What is needed =
Extract every line that contains the word "source".

Material for this task =
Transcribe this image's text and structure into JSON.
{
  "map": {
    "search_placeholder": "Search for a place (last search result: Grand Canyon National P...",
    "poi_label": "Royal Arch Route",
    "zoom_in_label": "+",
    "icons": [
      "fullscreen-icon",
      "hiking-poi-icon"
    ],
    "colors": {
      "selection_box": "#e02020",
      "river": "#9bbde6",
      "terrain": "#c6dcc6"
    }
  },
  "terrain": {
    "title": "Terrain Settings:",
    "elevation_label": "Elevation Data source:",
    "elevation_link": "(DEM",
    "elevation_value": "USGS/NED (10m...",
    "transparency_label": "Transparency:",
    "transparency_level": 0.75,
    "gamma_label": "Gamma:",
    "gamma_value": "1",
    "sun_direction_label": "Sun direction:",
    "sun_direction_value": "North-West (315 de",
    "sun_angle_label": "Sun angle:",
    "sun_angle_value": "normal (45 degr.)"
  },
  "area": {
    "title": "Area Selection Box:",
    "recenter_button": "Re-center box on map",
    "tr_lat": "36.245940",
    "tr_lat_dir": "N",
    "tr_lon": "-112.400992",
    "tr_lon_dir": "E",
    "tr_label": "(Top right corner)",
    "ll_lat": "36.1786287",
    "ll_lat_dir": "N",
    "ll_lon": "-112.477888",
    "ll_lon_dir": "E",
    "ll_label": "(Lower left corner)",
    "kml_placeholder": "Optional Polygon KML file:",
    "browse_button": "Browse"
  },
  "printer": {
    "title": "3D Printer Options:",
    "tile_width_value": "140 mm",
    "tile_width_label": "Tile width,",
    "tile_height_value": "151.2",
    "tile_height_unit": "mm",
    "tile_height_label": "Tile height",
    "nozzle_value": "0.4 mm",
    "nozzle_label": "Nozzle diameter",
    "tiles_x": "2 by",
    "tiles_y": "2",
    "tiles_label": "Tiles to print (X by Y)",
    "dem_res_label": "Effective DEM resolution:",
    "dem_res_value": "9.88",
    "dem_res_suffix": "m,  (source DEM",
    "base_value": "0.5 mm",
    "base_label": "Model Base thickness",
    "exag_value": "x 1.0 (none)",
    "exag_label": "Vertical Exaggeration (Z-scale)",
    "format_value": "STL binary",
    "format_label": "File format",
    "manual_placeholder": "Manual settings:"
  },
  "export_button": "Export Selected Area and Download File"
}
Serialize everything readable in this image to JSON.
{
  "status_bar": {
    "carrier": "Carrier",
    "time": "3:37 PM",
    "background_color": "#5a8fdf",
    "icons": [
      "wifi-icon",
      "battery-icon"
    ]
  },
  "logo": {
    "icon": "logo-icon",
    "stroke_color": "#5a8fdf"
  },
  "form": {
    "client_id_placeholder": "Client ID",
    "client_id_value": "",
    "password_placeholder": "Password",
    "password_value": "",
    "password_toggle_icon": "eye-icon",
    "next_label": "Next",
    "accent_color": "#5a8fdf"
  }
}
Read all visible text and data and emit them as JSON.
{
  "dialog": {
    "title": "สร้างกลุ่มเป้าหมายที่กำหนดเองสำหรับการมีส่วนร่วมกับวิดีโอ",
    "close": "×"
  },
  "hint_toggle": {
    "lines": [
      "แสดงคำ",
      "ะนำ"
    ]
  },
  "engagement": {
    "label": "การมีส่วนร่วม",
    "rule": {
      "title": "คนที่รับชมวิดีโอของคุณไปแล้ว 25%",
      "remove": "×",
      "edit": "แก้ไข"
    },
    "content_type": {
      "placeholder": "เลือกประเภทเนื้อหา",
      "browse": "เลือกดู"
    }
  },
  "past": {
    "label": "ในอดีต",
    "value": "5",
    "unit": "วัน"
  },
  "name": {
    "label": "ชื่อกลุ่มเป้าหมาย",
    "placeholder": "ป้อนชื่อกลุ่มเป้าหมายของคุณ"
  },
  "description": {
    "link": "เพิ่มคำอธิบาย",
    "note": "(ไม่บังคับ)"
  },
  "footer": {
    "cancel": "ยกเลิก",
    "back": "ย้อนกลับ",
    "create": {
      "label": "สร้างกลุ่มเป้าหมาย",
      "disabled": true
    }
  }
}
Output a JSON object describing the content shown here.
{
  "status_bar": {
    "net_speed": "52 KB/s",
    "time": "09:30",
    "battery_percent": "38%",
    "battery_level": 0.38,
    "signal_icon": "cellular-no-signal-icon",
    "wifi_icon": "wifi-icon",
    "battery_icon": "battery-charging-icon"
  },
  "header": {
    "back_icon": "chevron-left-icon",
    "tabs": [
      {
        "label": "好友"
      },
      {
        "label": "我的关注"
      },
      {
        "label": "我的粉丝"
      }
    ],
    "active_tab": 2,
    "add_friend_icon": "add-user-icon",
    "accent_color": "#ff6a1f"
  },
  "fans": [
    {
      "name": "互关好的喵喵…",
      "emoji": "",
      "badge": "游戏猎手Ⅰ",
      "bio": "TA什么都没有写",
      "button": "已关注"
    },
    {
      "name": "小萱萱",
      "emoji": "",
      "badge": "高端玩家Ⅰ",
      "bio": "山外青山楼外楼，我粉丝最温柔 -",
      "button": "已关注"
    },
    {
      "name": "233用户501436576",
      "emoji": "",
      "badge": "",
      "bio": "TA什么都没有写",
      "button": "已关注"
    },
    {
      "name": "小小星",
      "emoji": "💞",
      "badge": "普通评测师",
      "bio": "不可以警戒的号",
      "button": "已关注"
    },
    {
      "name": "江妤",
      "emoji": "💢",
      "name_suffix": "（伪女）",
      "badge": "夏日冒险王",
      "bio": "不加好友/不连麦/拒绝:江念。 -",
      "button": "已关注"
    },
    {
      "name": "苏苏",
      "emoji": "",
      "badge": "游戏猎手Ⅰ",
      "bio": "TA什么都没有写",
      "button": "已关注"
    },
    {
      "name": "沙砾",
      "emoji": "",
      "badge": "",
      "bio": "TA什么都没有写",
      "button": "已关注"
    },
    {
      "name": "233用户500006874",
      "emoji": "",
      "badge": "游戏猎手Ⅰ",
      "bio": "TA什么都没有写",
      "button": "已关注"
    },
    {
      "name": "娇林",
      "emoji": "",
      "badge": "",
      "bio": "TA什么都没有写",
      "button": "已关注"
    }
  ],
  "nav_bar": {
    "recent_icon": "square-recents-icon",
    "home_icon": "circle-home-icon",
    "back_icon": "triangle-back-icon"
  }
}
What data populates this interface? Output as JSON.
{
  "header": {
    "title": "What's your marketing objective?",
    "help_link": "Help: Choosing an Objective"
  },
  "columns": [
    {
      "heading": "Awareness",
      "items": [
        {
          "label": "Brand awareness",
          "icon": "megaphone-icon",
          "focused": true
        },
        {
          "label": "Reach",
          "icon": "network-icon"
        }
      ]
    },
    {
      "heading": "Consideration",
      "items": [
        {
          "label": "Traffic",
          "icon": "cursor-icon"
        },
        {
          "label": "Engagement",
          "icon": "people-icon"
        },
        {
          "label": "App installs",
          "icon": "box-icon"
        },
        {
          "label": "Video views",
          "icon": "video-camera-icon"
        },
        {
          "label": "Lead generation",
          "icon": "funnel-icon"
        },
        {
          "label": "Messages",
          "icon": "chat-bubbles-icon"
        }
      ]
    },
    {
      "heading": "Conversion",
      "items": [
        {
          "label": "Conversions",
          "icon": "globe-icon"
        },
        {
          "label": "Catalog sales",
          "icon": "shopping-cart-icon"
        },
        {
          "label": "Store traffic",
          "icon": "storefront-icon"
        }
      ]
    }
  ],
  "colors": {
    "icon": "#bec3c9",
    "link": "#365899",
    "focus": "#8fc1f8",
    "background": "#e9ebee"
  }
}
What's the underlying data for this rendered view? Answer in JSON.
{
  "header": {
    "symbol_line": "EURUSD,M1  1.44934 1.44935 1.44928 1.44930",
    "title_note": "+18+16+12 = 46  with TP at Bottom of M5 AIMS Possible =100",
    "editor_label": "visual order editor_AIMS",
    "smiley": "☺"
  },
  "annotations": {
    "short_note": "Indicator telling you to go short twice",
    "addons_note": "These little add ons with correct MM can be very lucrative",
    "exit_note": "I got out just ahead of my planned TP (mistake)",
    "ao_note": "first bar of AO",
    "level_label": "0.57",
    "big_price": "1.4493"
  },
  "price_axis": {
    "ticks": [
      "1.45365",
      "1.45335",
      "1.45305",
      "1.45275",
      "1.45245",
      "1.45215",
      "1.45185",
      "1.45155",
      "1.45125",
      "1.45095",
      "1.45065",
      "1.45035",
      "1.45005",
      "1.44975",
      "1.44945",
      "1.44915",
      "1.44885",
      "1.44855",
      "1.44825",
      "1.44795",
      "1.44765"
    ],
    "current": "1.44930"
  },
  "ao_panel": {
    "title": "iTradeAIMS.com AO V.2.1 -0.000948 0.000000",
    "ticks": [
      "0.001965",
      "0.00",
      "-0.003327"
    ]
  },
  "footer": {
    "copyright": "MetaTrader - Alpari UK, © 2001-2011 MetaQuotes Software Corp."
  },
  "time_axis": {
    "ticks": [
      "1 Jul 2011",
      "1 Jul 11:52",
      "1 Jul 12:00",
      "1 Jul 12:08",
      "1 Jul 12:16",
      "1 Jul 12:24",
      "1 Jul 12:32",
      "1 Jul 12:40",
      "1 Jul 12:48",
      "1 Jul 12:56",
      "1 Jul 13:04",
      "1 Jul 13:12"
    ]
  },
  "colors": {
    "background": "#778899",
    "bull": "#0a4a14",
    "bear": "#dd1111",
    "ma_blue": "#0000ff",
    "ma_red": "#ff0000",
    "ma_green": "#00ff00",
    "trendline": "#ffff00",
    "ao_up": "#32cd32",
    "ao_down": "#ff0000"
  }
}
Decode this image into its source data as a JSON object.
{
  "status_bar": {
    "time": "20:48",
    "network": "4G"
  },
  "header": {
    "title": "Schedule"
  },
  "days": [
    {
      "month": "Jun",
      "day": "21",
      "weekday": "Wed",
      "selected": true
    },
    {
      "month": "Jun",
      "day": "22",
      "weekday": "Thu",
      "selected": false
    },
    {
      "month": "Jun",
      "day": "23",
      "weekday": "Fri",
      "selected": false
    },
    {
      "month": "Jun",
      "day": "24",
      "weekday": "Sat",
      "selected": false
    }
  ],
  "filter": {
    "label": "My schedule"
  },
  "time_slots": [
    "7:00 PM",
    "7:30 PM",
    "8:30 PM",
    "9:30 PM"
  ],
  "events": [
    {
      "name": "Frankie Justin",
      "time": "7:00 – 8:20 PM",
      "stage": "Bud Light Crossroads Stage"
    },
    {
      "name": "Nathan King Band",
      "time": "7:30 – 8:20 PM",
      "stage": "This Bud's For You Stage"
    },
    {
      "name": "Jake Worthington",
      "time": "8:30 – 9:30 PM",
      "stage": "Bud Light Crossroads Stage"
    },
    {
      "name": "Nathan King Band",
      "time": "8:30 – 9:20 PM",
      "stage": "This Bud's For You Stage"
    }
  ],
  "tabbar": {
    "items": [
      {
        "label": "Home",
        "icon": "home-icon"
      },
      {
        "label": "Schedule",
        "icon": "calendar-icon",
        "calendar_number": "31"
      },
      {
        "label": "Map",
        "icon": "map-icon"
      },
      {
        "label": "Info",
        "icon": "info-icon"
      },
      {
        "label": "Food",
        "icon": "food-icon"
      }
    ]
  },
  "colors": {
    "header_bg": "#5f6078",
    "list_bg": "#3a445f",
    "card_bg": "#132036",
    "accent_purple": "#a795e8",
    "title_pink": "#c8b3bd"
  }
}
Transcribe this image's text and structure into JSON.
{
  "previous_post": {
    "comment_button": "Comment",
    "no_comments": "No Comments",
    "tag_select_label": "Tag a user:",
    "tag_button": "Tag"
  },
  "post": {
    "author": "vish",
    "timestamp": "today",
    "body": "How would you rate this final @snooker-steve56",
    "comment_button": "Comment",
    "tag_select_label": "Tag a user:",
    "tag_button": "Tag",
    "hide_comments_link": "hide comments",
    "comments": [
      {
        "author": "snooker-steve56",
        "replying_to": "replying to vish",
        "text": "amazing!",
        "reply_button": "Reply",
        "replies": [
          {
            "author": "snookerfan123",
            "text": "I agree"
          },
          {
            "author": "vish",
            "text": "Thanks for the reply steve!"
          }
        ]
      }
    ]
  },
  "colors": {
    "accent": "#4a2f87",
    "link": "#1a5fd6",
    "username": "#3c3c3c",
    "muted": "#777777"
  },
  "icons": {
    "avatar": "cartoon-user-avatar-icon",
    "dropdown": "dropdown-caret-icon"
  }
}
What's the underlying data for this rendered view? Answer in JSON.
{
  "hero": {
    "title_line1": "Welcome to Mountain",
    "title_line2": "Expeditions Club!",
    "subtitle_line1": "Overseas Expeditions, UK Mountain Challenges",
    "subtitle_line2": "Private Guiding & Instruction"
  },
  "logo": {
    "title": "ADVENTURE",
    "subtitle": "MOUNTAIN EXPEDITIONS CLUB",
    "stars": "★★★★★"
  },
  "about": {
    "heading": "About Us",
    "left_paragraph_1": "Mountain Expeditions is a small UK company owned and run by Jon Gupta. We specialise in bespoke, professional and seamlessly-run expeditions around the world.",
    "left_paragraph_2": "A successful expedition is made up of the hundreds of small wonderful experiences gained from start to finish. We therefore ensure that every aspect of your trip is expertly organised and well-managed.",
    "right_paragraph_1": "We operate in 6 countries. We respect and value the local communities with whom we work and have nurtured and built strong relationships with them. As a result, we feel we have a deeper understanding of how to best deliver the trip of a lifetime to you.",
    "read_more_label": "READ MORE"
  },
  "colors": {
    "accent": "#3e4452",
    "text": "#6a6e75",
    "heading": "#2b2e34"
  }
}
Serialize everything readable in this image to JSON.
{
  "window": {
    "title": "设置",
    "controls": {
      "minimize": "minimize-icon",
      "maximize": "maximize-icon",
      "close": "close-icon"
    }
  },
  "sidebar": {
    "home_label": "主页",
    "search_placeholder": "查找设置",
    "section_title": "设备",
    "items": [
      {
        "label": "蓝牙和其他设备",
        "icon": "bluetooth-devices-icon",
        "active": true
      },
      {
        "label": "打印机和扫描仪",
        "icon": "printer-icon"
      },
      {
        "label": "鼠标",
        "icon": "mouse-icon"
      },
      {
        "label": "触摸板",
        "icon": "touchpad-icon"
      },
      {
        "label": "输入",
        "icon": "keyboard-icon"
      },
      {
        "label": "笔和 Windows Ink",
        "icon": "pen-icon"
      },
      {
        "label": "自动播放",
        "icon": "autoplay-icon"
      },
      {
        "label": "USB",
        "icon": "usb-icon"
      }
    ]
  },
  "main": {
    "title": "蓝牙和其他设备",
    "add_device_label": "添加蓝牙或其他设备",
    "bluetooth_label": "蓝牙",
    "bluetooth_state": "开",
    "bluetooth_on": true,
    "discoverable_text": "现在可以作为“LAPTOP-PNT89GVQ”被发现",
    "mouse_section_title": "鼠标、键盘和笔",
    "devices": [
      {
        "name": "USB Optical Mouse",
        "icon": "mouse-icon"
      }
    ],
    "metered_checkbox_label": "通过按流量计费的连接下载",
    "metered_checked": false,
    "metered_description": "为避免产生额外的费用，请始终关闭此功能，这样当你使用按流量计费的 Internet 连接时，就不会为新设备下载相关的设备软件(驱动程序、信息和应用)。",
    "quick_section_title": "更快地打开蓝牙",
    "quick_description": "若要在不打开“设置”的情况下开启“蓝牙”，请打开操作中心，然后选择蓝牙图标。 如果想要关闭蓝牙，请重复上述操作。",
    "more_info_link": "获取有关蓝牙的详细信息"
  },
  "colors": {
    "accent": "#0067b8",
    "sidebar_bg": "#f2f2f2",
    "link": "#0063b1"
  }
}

Answer to the problem =
    "elevation_label": "Elevation Data source:",
    "dem_res_suffix": "m,  (source DEM",
Decode this image into its source data as a JSON object.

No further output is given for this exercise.